<<<<

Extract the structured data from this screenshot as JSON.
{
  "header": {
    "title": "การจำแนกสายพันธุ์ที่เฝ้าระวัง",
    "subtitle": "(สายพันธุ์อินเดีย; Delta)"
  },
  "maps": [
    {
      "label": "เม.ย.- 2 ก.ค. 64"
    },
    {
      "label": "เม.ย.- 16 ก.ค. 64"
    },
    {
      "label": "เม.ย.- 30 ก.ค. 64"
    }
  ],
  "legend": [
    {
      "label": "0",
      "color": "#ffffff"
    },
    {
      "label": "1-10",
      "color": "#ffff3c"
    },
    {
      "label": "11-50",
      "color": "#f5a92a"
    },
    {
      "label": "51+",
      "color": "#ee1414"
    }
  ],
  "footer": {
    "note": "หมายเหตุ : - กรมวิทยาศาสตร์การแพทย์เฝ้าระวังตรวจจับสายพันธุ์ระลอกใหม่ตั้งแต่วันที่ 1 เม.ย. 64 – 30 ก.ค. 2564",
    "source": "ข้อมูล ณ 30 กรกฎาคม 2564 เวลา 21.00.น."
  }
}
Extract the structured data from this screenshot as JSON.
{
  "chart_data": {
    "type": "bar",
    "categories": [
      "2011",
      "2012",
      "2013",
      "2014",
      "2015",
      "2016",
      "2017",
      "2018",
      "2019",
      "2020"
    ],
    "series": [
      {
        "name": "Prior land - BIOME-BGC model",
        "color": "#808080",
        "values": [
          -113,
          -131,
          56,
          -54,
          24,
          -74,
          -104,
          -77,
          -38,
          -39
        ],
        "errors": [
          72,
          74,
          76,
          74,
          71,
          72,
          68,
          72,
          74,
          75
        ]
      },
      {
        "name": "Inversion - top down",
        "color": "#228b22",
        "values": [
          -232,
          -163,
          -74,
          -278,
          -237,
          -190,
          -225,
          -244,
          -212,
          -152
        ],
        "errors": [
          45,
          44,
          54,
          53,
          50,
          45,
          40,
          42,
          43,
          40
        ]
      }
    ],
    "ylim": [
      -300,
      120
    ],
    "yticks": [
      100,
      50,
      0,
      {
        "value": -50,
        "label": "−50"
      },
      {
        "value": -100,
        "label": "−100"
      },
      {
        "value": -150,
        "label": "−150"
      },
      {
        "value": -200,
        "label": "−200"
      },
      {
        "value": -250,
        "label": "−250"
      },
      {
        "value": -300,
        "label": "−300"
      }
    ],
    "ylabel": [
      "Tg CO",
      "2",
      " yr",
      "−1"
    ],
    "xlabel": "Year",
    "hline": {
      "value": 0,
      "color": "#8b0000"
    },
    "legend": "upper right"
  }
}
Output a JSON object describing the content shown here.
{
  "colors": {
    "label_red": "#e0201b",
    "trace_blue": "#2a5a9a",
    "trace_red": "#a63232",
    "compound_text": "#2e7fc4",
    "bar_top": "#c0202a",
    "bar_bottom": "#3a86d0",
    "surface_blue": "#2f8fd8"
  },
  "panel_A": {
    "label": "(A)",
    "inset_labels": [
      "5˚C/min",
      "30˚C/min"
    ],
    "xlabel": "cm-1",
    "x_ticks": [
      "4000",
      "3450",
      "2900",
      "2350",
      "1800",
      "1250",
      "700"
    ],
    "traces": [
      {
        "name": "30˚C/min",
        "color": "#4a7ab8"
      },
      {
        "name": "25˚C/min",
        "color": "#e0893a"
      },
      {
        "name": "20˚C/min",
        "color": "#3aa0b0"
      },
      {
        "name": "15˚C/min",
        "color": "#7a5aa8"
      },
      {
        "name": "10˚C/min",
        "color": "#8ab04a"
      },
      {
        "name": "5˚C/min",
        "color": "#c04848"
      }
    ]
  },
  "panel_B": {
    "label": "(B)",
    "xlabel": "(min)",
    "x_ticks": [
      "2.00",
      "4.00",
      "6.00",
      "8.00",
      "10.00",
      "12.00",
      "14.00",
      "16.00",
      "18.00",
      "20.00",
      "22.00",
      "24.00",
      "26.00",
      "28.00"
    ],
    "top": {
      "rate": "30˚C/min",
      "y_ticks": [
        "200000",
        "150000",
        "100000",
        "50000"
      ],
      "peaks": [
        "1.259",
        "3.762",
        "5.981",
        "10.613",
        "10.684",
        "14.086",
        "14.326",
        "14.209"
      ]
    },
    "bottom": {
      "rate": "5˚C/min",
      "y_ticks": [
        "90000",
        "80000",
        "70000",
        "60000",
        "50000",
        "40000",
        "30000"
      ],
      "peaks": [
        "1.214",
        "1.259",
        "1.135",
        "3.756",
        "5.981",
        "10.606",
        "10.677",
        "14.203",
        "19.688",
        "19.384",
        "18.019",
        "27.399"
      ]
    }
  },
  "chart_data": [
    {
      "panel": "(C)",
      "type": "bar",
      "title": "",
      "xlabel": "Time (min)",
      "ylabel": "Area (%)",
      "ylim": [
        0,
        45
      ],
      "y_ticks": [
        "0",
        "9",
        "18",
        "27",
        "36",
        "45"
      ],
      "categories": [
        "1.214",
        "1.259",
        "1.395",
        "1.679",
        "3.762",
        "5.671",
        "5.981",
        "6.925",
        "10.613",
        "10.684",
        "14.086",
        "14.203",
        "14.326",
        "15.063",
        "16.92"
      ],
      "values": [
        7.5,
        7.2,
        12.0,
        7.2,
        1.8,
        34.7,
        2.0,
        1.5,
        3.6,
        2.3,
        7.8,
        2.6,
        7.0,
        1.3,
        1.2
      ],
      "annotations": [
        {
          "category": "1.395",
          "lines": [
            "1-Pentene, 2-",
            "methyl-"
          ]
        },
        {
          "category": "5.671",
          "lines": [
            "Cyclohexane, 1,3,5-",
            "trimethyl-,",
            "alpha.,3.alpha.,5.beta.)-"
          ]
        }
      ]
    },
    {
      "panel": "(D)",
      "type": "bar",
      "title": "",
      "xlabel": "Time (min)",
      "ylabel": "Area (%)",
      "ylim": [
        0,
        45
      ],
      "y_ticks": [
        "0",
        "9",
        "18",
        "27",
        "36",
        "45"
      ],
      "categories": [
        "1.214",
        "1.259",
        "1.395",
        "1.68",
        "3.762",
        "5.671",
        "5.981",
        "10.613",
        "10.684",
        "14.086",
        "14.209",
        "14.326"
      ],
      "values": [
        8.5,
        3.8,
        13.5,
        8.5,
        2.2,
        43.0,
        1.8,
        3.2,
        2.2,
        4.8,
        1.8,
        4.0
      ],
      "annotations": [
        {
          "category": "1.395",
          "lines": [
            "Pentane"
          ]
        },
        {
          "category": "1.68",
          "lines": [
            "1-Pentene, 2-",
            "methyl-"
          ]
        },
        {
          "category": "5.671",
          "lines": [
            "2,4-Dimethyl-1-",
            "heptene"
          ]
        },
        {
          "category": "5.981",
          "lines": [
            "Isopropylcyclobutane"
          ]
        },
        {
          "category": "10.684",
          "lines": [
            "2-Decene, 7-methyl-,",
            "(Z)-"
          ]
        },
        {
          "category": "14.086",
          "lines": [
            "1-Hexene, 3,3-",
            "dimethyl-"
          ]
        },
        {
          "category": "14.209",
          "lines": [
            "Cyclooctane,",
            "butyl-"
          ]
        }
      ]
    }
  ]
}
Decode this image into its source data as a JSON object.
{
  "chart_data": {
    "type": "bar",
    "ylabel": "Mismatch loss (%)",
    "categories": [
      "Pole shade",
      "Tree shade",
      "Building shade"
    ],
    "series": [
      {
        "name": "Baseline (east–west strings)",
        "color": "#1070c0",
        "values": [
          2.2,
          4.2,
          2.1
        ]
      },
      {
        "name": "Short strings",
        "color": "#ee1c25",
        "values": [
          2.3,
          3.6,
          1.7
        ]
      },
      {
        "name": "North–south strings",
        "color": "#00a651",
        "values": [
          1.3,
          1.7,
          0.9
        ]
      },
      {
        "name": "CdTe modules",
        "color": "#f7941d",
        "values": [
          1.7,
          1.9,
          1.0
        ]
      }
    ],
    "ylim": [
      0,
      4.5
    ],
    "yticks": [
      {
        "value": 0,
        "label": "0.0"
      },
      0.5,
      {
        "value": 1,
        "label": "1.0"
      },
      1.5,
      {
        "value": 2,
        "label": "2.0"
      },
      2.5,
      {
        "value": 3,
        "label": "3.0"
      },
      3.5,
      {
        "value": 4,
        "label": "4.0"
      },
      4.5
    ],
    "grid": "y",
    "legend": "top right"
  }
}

>>>>

Set task
Write out once more the lines above beginning at the line with "Decode this image"; continue through the final line and stop there.

Response for this exercise
Decode this image into its source data as a JSON object.
{
  "chart_data": {
    "type": "bar",
    "ylabel": "Mismatch loss (%)",
    "categories": [
      "Pole shade",
      "Tree shade",
      "Building shade"
    ],
    "series": [
      {
        "name": "Baseline (east–west strings)",
        "color": "#1070c0",
        "values": [
          2.2,
          4.2,
          2.1
        ]
      },
      {
        "name": "Short strings",
        "color": "#ee1c25",
        "values": [
          2.3,
          3.6,
          1.7
        ]
      },
      {
        "name": "North–south strings",
        "color": "#00a651",
        "values": [
          1.3,
          1.7,
          0.9
        ]
      },
      {
        "name": "CdTe modules",
        "color": "#f7941d",
        "values": [
          1.7,
          1.9,
          1.0
        ]
      }
    ],
    "ylim": [
      0,
      4.5
    ],
    "yticks": [
      {
        "value": 0,
        "label": "0.0"
      },
      0.5,
      {
        "value": 1,
        "label": "1.0"
      },
      1.5,
      {
        "value": 2,
        "label": "2.0"
      },
      2.5,
      {
        "value": 3,
        "label": "3.0"
      },
      3.5,
      {
        "value": 4,
        "label": "4.0"
      },
      4.5
    ],
    "grid": "y",
    "legend": "top right"
  }
}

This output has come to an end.